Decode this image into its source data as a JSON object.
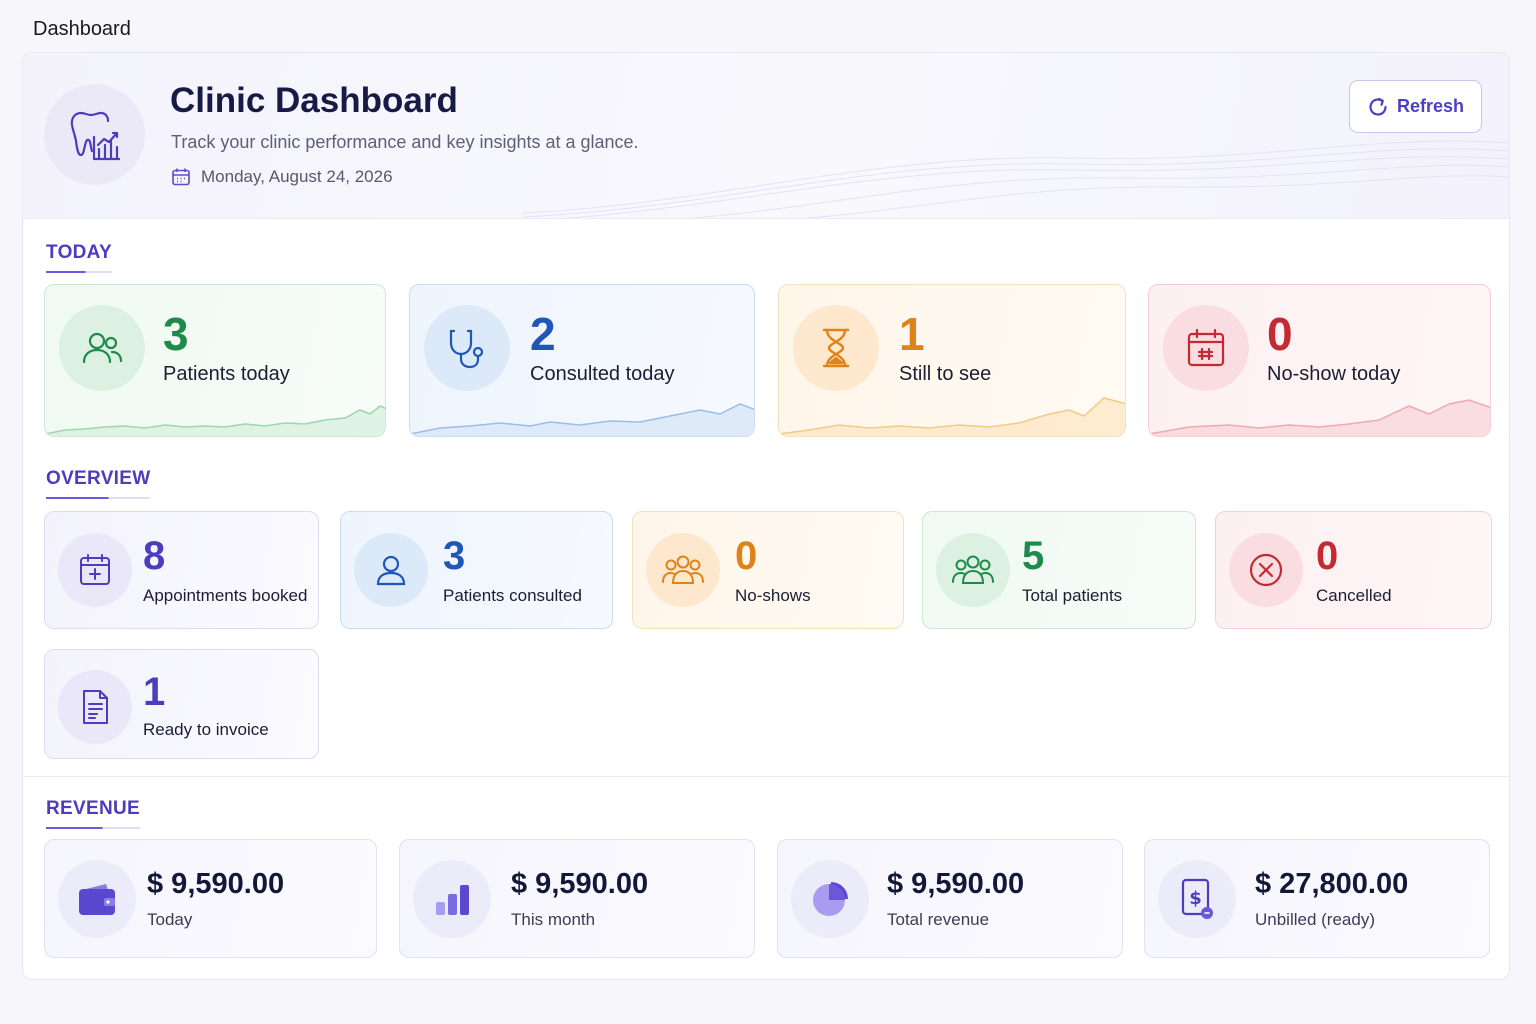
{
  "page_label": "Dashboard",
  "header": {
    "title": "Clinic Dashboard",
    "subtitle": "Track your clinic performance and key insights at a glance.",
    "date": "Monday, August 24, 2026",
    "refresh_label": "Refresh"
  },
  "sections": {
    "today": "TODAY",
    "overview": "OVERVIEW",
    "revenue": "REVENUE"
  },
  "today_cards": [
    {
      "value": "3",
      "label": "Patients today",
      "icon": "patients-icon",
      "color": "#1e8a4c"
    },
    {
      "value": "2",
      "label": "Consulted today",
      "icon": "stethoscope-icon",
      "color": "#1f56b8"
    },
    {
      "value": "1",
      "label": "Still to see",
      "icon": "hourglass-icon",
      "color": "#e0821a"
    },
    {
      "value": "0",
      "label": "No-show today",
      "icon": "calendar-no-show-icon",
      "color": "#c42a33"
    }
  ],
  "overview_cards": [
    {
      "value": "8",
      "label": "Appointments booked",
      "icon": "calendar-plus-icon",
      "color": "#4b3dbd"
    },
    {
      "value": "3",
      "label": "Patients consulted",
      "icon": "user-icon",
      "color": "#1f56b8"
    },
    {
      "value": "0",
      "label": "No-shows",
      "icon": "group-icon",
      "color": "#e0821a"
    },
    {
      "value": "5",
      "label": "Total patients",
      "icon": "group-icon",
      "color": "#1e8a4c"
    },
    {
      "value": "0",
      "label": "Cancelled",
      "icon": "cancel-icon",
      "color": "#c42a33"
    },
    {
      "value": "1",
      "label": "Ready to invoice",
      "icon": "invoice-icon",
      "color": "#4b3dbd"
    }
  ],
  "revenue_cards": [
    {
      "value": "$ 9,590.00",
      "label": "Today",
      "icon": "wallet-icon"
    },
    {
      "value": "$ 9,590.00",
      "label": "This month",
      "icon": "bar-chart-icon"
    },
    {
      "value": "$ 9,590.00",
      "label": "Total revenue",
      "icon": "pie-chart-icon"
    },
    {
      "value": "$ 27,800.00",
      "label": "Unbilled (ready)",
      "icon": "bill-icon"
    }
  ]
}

▸ WHAT TO WORK ON
From the first line to the last, retype the data exactly, but omit every image.

▸ YOUR SOLUTION
Decode this image into its source data as a JSON object.
{
  "page_label": "Dashboard",
  "header": {
    "title": "Clinic Dashboard",
    "subtitle": "Track your clinic performance and key insights at a glance.",
    "date": "Monday, August 24, 2026",
    "refresh_label": "Refresh"
  },
  "sections": {
    "today": "TODAY",
    "overview": "OVERVIEW",
    "revenue": "REVENUE"
  },
  "today_cards": [
    {
      "value": "3",
      "label": "Patients today",
      "icon": "patients-icon",
      "color": "#1e8a4c"
    },
    {
      "value": "2",
      "label": "Consulted today",
      "icon": "stethoscope-icon",
      "color": "#1f56b8"
    },
    {
      "value": "1",
      "label": "Still to see",
      "icon": "hourglass-icon",
      "color": "#e0821a"
    },
    {
      "value": "0",
      "label": "No-show today",
      "icon": "calendar-no-show-icon",
      "color": "#c42a33"
    }
  ],
  "overview_cards": [
    {
      "value": "8",
      "label": "Appointments booked",
      "icon": "calendar-plus-icon",
      "color": "#4b3dbd"
    },
    {
      "value": "3",
      "label": "Patients consulted",
      "icon": "user-icon",
      "color": "#1f56b8"
    },
    {
      "value": "0",
      "label": "No-shows",
      "icon": "group-icon",
      "color": "#e0821a"
    },
    {
      "value": "5",
      "label": "Total patients",
      "icon": "group-icon",
      "color": "#1e8a4c"
    },
    {
      "value": "0",
      "label": "Cancelled",
      "icon": "cancel-icon",
      "color": "#c42a33"
    },
    {
      "value": "1",
      "label": "Ready to invoice",
      "icon": "invoice-icon",
      "color": "#4b3dbd"
    }
  ],
  "revenue_cards": [
    {
      "value": "$ 9,590.00",
      "label": "Today",
      "icon": "wallet-icon"
    },
    {
      "value": "$ 9,590.00",
      "label": "This month",
      "icon": "bar-chart-icon"
    },
    {
      "value": "$ 9,590.00",
      "label": "Total revenue",
      "icon": "pie-chart-icon"
    },
    {
      "value": "$ 27,800.00",
      "label": "Unbilled (ready)",
      "icon": "bill-icon"
    }
  ]
}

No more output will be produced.